-- The problem --
Write every record out again exactly, and keep images out of it.

-- Task inputs --
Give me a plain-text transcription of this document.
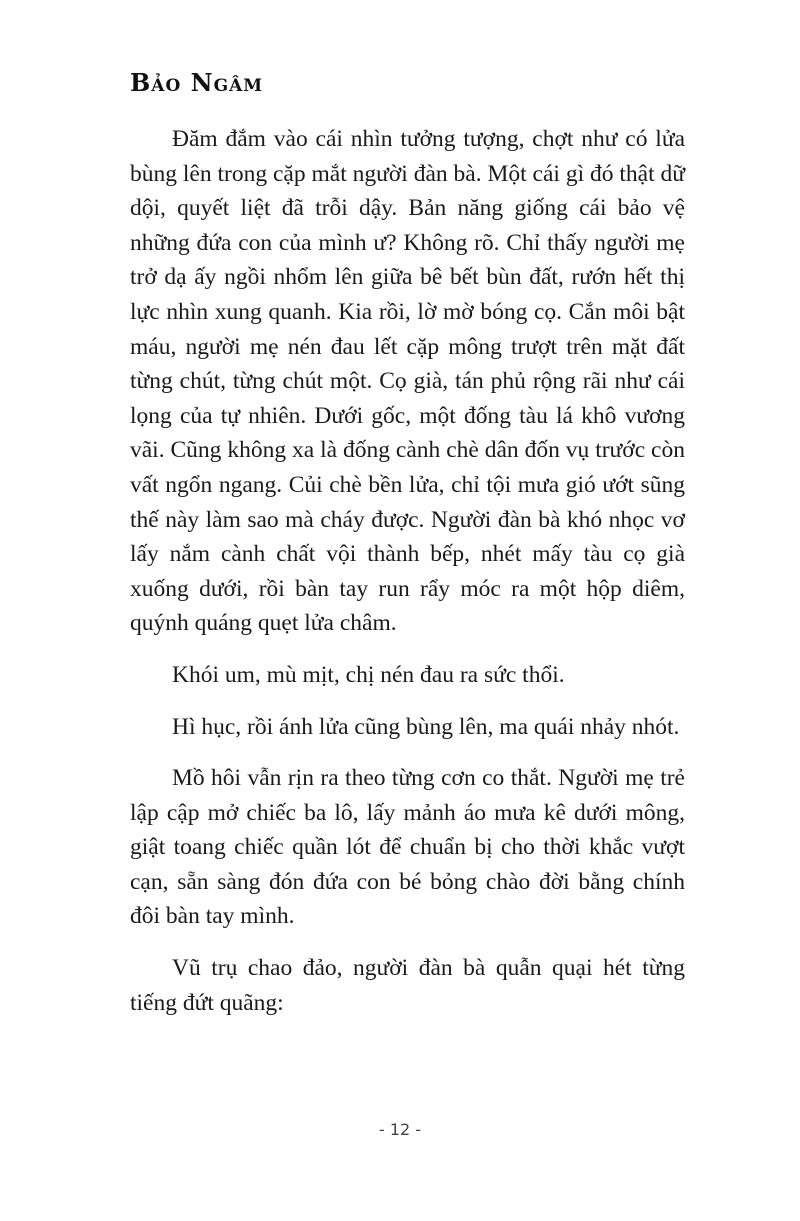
Bảo Ngâm

Đăm đắm vào cái nhìn tưởng tượng, chợt như có lửa bùng lên trong cặp mắt người đàn bà. Một cái gì đó thật dữ dội, quyết liệt đã trỗi dậy. Bản năng giống cái bảo vệ những đứa con của mình ư? Không rõ. Chỉ thấy người mẹ trở dạ ấy ngồi nhổm lên giữa bê bết bùn đất, rướn hết thị lực nhìn xung quanh. Kia rồi, lờ mờ bóng cọ. Cắn môi bật máu, người mẹ nén đau lết cặp mông trượt trên mặt đất từng chút, từng chút một. Cọ già, tán phủ rộng rãi như cái lọng của tự nhiên. Dưới gốc, một đống tàu lá khô vương vãi. Cũng không xa là đống cành chè dân đốn vụ trước còn vất ngổn ngang. Củi chè bền lửa, chỉ tội mưa gió ướt sũng thế này làm sao mà cháy được. Người đàn bà khó nhọc vơ lấy nắm cành chất vội thành bếp, nhét mấy tàu cọ già xuống dưới, rồi bàn tay run rẩy móc ra một hộp diêm, quýnh quáng quẹt lửa châm.

Khói um, mù mịt, chị nén đau ra sức thổi.

Hì hục, rồi ánh lửa cũng bùng lên, ma quái nhảy nhót.

Mồ hôi vẫn rịn ra theo từng cơn co thắt. Người mẹ trẻ lập cập mở chiếc ba lô, lấy mảnh áo mưa kê dưới mông, giật toang chiếc quần lót để chuẩn bị cho thời khắc vượt cạn, sẵn sàng đón đứa con bé bỏng chào đời bằng chính đôi bàn tay mình.

Vũ trụ chao đảo, người đàn bà quẫn quại hét từng tiếng đứt quãng:

- 12 -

-- The reply --
Give me a plain-text transcription of this document.
Bảo Ngâm

Đăm đắm vào cái nhìn tưởng tượng, chợt như có lửa bùng lên trong cặp mắt người đàn bà. Một cái gì đó thật dữ dội, quyết liệt đã trỗi dậy. Bản năng giống cái bảo vệ những đứa con của mình ư? Không rõ. Chỉ thấy người mẹ trở dạ ấy ngồi nhổm lên giữa bê bết bùn đất, rướn hết thị lực nhìn xung quanh. Kia rồi, lờ mờ bóng cọ. Cắn môi bật máu, người mẹ nén đau lết cặp mông trượt trên mặt đất từng chút, từng chút một. Cọ già, tán phủ rộng rãi như cái lọng của tự nhiên. Dưới gốc, một đống tàu lá khô vương vãi. Cũng không xa là đống cành chè dân đốn vụ trước còn vất ngổn ngang. Củi chè bền lửa, chỉ tội mưa gió ướt sũng thế này làm sao mà cháy được. Người đàn bà khó nhọc vơ lấy nắm cành chất vội thành bếp, nhét mấy tàu cọ già xuống dưới, rồi bàn tay run rẩy móc ra một hộp diêm, quýnh quáng quẹt lửa châm.

Khói um, mù mịt, chị nén đau ra sức thổi.

Hì hục, rồi ánh lửa cũng bùng lên, ma quái nhảy nhót.

Mồ hôi vẫn rịn ra theo từng cơn co thắt. Người mẹ trẻ lập cập mở chiếc ba lô, lấy mảnh áo mưa kê dưới mông, giật toang chiếc quần lót để chuẩn bị cho thời khắc vượt cạn, sẵn sàng đón đứa con bé bỏng chào đời bằng chính đôi bàn tay mình.

Vũ trụ chao đảo, người đàn bà quẫn quại hét từng tiếng đứt quãng:

- 12 -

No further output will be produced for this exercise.